[Records contained in a dataset]
· · · · ·
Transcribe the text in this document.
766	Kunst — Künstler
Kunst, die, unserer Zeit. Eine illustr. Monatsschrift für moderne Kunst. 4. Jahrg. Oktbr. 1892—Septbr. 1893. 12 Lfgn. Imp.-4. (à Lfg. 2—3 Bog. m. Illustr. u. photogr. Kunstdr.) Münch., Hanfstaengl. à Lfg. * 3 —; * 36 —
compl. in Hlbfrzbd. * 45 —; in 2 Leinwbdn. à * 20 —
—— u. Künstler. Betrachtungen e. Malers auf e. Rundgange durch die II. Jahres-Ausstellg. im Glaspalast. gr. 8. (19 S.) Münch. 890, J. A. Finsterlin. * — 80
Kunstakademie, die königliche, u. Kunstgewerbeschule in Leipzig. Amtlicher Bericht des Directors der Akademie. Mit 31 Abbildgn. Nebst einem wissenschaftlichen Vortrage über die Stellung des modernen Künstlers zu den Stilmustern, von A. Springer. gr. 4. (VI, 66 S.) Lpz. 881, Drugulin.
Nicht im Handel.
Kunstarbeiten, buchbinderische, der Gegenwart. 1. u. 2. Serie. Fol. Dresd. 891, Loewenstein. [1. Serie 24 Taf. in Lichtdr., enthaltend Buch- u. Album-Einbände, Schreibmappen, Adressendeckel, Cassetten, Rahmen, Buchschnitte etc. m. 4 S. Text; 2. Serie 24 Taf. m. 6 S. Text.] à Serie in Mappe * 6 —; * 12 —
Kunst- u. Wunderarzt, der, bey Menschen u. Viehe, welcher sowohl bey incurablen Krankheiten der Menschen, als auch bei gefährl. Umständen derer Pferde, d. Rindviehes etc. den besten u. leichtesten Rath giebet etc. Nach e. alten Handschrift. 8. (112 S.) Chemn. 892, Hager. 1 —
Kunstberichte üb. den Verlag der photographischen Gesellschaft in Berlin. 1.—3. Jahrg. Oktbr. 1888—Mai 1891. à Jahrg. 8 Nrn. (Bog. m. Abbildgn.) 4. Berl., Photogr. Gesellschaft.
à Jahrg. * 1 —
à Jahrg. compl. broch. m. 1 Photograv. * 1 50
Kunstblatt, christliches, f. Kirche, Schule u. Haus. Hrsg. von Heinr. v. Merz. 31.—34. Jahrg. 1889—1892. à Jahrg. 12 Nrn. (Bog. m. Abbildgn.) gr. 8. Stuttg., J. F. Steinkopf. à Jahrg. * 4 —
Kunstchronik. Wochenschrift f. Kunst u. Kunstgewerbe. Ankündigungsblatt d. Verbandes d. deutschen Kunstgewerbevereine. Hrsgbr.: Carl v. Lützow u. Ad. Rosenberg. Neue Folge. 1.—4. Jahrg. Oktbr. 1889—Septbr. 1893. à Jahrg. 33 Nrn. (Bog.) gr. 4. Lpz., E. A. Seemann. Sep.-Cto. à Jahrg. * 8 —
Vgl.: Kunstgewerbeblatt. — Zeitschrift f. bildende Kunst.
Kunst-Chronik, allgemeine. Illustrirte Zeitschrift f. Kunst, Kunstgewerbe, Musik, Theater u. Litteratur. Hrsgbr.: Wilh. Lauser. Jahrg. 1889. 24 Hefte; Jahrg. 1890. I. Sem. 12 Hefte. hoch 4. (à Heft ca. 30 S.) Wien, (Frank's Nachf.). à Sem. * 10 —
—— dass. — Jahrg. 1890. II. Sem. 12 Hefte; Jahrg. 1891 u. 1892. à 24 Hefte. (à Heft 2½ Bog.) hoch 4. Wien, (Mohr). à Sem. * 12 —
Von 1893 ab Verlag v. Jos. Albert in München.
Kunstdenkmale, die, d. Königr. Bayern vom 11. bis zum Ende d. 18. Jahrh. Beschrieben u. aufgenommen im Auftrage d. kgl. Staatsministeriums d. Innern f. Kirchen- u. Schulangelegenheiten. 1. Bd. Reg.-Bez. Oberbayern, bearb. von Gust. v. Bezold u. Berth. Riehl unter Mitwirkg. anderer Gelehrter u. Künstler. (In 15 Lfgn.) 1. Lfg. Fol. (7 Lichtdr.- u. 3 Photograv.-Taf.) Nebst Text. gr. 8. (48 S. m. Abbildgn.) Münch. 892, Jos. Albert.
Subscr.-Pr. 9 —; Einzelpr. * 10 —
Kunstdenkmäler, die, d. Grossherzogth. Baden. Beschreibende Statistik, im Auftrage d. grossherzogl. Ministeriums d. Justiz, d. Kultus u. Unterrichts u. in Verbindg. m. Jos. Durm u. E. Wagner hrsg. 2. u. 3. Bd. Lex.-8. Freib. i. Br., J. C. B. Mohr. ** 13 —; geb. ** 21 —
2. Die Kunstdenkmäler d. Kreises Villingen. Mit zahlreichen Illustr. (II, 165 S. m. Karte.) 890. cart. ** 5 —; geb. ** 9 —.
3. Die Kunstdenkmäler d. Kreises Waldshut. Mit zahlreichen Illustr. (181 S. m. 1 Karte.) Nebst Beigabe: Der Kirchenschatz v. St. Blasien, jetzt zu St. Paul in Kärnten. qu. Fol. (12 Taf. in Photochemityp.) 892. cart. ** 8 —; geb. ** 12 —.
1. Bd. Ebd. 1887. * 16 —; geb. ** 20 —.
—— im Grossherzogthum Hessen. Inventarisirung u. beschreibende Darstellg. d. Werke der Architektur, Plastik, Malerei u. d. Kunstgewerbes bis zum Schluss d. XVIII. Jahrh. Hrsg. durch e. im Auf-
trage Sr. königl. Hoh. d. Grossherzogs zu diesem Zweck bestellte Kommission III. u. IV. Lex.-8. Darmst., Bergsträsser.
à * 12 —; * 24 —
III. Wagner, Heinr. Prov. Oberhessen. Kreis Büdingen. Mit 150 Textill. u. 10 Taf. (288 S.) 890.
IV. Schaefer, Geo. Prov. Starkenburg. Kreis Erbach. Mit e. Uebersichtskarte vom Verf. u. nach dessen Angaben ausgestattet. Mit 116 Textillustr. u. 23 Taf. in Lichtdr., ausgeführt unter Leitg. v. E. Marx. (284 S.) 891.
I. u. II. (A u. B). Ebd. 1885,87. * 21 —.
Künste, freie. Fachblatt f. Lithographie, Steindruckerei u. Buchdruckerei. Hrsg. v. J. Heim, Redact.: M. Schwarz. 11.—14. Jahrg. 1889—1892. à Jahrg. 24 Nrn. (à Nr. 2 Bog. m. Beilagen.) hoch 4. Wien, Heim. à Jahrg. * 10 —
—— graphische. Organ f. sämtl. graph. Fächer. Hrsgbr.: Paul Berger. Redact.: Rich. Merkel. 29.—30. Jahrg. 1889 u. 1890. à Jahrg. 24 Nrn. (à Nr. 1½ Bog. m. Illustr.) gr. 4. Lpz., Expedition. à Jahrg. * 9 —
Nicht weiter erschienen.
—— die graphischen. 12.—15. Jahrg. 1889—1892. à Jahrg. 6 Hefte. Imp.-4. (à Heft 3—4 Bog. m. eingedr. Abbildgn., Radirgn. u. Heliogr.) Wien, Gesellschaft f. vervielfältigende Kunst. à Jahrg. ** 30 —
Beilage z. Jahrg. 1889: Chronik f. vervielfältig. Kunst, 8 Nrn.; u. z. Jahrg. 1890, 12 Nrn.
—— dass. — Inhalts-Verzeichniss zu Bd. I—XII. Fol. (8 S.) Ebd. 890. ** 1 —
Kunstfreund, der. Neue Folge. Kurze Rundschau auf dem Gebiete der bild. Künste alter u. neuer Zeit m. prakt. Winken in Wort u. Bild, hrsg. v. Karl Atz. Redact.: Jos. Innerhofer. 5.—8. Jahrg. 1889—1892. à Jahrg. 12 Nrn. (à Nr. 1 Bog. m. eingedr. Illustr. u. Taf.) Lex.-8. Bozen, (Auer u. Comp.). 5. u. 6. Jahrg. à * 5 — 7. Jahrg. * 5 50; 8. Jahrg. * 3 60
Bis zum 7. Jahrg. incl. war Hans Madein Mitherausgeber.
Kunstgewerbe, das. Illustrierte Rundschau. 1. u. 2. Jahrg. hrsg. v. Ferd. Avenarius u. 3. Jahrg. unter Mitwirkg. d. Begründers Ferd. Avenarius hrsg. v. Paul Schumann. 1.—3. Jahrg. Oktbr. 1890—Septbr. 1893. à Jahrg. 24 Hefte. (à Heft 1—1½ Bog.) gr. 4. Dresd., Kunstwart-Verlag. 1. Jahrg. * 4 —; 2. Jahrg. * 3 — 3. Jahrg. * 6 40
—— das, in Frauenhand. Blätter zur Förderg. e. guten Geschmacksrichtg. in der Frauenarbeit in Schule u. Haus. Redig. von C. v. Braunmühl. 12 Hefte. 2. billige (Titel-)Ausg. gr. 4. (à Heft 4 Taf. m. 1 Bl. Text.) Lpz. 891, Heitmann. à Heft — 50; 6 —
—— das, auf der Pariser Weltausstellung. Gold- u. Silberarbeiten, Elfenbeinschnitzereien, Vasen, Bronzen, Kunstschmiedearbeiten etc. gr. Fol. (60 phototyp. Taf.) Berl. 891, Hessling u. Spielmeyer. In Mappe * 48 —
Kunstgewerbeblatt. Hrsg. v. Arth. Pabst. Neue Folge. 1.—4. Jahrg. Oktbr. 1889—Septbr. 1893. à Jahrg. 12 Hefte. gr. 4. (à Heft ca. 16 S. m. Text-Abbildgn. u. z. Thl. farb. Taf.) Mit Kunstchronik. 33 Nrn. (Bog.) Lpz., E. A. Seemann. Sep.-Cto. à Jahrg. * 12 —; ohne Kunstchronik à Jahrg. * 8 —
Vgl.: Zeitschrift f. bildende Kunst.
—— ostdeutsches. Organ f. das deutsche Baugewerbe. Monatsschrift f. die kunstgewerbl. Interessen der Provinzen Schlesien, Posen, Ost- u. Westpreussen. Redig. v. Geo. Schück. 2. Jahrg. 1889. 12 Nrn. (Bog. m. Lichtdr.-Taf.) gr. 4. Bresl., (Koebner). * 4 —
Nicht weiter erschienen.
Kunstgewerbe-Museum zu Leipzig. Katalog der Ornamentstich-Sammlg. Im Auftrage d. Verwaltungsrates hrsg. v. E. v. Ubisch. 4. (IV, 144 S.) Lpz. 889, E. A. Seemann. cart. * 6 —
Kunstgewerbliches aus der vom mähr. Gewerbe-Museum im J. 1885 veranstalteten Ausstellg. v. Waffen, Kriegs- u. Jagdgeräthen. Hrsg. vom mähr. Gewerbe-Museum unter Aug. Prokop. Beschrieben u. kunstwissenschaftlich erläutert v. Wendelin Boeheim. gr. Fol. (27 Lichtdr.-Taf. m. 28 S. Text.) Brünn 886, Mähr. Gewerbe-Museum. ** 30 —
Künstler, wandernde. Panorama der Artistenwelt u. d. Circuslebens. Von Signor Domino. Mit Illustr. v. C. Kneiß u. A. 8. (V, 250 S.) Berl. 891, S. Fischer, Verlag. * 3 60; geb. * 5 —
· · · · ·
This task asks for the number of lines above that include the string "Mitwirkg". Respond with that number only.

2